— BEGIN DATASET EXCERPTS —

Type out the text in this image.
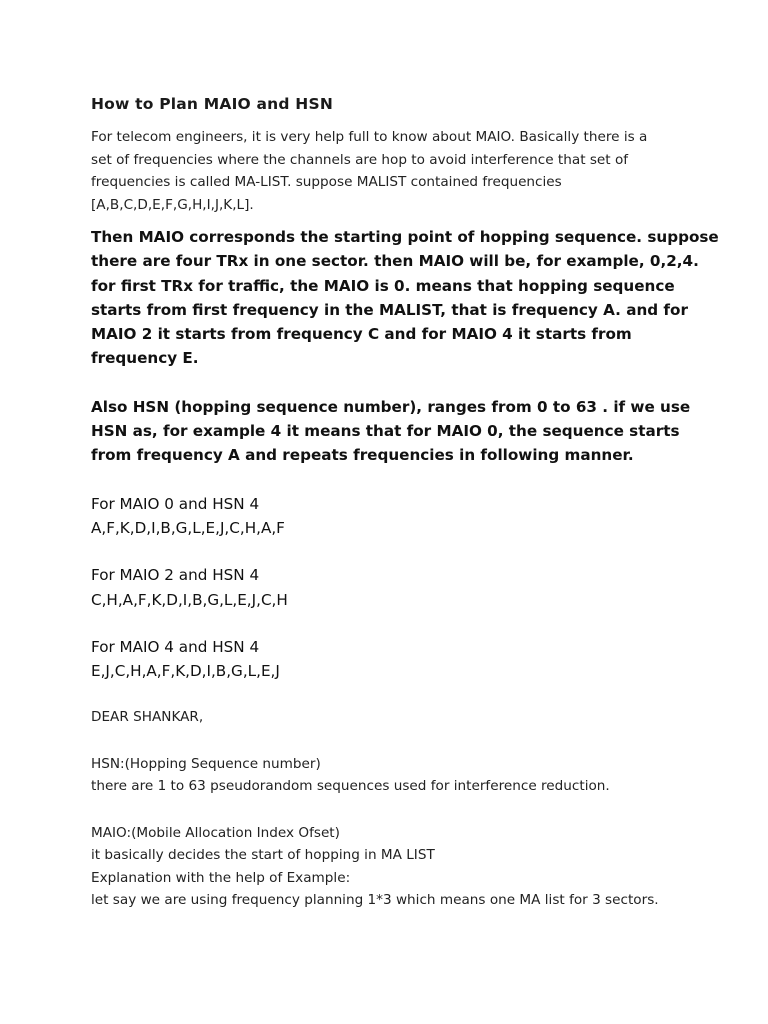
How to Plan MAIO and HSN

For telecom engineers, it is very help full to know about MAIO. Basically there is a
set of frequencies where the channels are hop to avoid interference that set of
frequencies is called MA-LIST. suppose MALIST contained frequencies
[A,B,C,D,E,F,G,H,I,J,K,L].

Then MAIO corresponds the starting point of hopping sequence. suppose
there are four TRx in one sector. then MAIO will be, for example, 0,2,4.
for first TRx for traffic, the MAIO is 0. means that hopping sequence
starts from first frequency in the MALIST, that is frequency A. and for
MAIO 2 it starts from frequency C and for MAIO 4 it starts from
frequency E.

Also HSN (hopping sequence number), ranges from 0 to 63 . if we use
HSN as, for example 4 it means that for MAIO 0, the sequence starts
from frequency A and repeats frequencies in following manner.

For MAIO 0 and HSN 4
A,F,K,D,I,B,G,L,E,J,C,H,A,F

For MAIO 2 and HSN 4
C,H,A,F,K,D,I,B,G,L,E,J,C,H

For MAIO 4 and HSN 4
E,J,C,H,A,F,K,D,I,B,G,L,E,J

DEAR SHANKAR,

HSN:(Hopping Sequence number)
there are 1 to 63 pseudorandom sequences used for interference reduction.

MAIO:(Mobile Allocation Index Ofset)
it basically decides the start of hopping in MA LIST
Explanation with the help of Example:
let say we are using frequency planning 1*3 which means one MA list for 3 sectors.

— END DATASET EXCERPTS —

Gather every line from the listing above in which "first" appears, and copy those lines.

> [SOLUTION TO THIS TASK]:
for first TRx for traffic, the MAIO is 0. means that hopping sequence
starts from first frequency in the MALIST, that is frequency A. and for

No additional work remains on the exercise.